BEGIN Data to use

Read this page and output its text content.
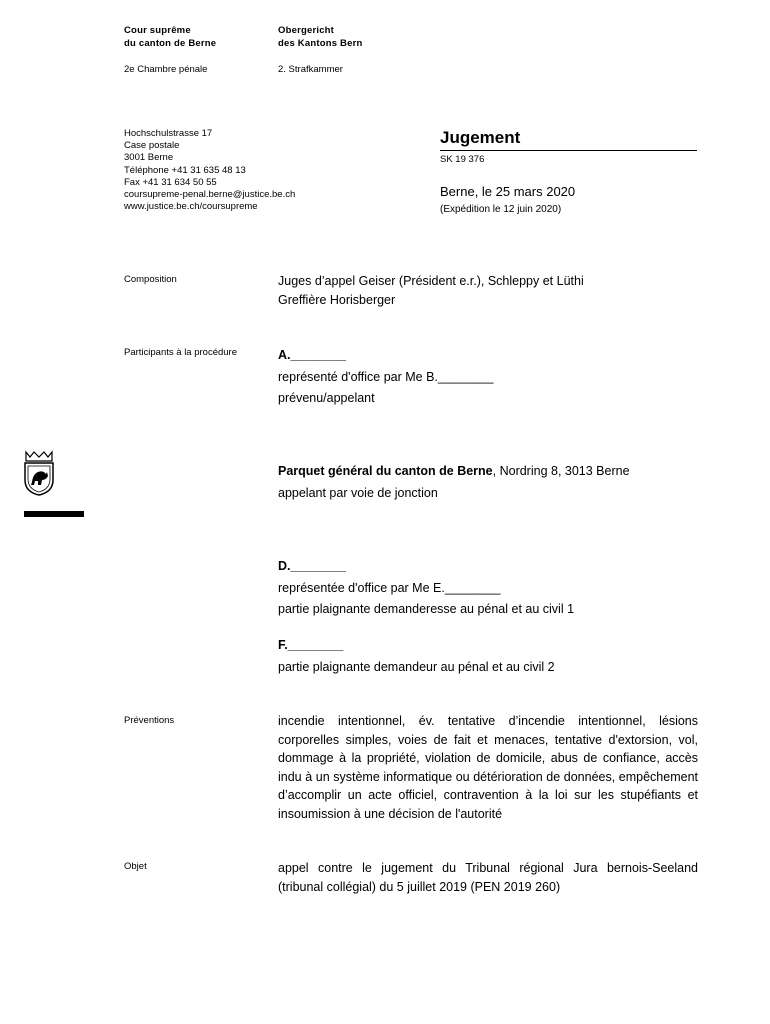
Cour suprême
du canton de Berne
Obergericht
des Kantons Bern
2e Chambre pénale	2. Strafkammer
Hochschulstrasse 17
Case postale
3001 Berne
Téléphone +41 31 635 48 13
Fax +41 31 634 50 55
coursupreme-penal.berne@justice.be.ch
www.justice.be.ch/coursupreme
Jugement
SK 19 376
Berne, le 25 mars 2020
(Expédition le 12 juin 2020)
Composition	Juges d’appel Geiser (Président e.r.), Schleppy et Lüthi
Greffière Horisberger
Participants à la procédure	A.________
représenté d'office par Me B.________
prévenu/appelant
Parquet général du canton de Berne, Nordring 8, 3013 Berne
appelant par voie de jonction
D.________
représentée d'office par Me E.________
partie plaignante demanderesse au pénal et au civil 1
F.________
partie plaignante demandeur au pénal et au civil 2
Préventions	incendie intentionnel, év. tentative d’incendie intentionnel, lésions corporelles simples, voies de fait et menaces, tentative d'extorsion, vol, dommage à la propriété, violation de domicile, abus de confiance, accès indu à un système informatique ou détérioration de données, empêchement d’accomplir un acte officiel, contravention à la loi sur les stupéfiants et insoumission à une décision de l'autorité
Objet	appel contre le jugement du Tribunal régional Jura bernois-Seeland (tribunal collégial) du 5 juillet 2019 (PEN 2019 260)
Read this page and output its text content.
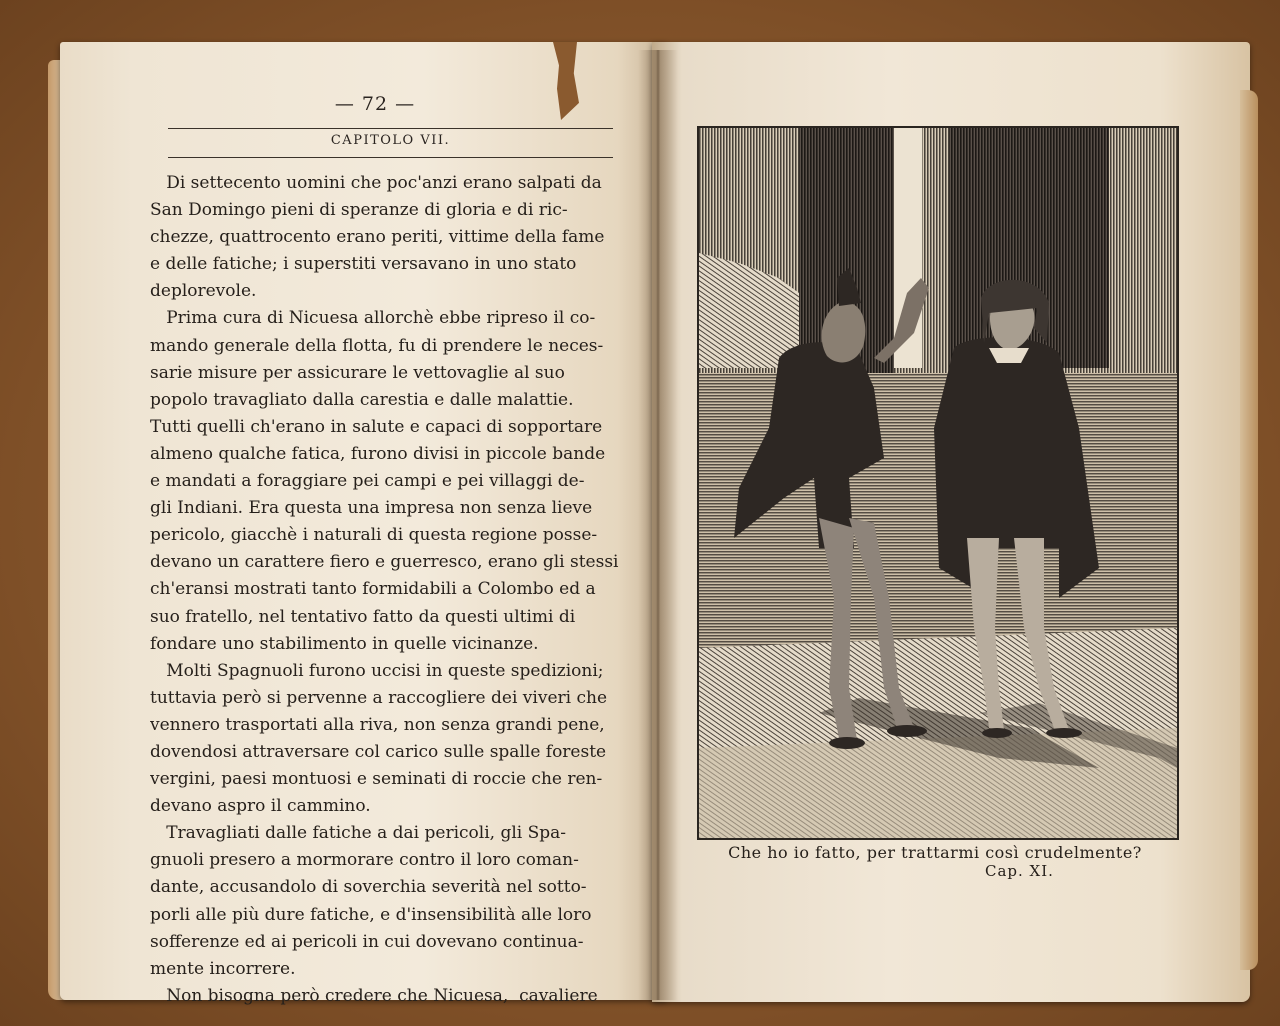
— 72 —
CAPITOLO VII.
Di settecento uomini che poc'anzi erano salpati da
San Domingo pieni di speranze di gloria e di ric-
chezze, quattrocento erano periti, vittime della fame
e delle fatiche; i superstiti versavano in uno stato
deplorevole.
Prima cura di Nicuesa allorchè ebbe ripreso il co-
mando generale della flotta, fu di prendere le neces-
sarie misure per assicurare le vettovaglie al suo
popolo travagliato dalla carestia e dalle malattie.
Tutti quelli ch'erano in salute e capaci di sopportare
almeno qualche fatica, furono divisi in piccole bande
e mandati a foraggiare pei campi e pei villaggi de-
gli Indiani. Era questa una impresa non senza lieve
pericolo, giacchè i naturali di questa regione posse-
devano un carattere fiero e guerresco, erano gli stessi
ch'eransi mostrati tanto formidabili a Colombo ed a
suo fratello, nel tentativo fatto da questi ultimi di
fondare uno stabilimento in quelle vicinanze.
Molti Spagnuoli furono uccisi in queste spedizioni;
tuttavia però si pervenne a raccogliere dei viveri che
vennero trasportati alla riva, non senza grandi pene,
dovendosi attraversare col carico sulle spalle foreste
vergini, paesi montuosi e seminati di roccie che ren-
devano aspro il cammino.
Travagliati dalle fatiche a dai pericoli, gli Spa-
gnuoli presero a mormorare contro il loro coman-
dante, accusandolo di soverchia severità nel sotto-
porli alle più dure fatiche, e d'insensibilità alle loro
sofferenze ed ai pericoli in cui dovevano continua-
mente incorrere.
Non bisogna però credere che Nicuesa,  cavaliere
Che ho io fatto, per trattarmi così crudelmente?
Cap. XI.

END Data to use

Stated goal - Output all of the records exactly as they appear above, but not the pictures.

Finished exercise -
Read this page and output its text content.
Cour suprême
du canton de Berne
Obergericht
des Kantons Bern
2e Chambre pénale	2. Strafkammer
Hochschulstrasse 17
Case postale
3001 Berne
Téléphone +41 31 635 48 13
Fax +41 31 634 50 55
coursupreme-penal.berne@justice.be.ch
www.justice.be.ch/coursupreme
Jugement
SK 19 376
Berne, le 25 mars 2020
(Expédition le 12 juin 2020)
Composition	Juges d’appel Geiser (Président e.r.), Schleppy et Lüthi
Greffière Horisberger
Participants à la procédure	A.________
représenté d'office par Me B.________
prévenu/appelant
Parquet général du canton de Berne, Nordring 8, 3013 Berne
appelant par voie de jonction
D.________
représentée d'office par Me E.________
partie plaignante demanderesse au pénal et au civil 1
F.________
partie plaignante demandeur au pénal et au civil 2
Préventions	incendie intentionnel, év. tentative d’incendie intentionnel, lésions corporelles simples, voies de fait et menaces, tentative d'extorsion, vol, dommage à la propriété, violation de domicile, abus de confiance, accès indu à un système informatique ou détérioration de données, empêchement d’accomplir un acte officiel, contravention à la loi sur les stupéfiants et insoumission à une décision de l'autorité
Objet	appel contre le jugement du Tribunal régional Jura bernois-Seeland (tribunal collégial) du 5 juillet 2019 (PEN 2019 260)
Read this page and output its text content.
— 72 —
CAPITOLO VII.
Di settecento uomini che poc'anzi erano salpati da
San Domingo pieni di speranze di gloria e di ric-
chezze, quattrocento erano periti, vittime della fame
e delle fatiche; i superstiti versavano in uno stato
deplorevole.
Prima cura di Nicuesa allorchè ebbe ripreso il co-
mando generale della flotta, fu di prendere le neces-
sarie misure per assicurare le vettovaglie al suo
popolo travagliato dalla carestia e dalle malattie.
Tutti quelli ch'erano in salute e capaci di sopportare
almeno qualche fatica, furono divisi in piccole bande
e mandati a foraggiare pei campi e pei villaggi de-
gli Indiani. Era questa una impresa non senza lieve
pericolo, giacchè i naturali di questa regione posse-
devano un carattere fiero e guerresco, erano gli stessi
ch'eransi mostrati tanto formidabili a Colombo ed a
suo fratello, nel tentativo fatto da questi ultimi di
fondare uno stabilimento in quelle vicinanze.
Molti Spagnuoli furono uccisi in queste spedizioni;
tuttavia però si pervenne a raccogliere dei viveri che
vennero trasportati alla riva, non senza grandi pene,
dovendosi attraversare col carico sulle spalle foreste
vergini, paesi montuosi e seminati di roccie che ren-
devano aspro il cammino.
Travagliati dalle fatiche a dai pericoli, gli Spa-
gnuoli presero a mormorare contro il loro coman-
dante, accusandolo di soverchia severità nel sotto-
porli alle più dure fatiche, e d'insensibilità alle loro
sofferenze ed ai pericoli in cui dovevano continua-
mente incorrere.
Non bisogna però credere che Nicuesa,  cavaliere
Che ho io fatto, per trattarmi così crudelmente?
Cap. XI.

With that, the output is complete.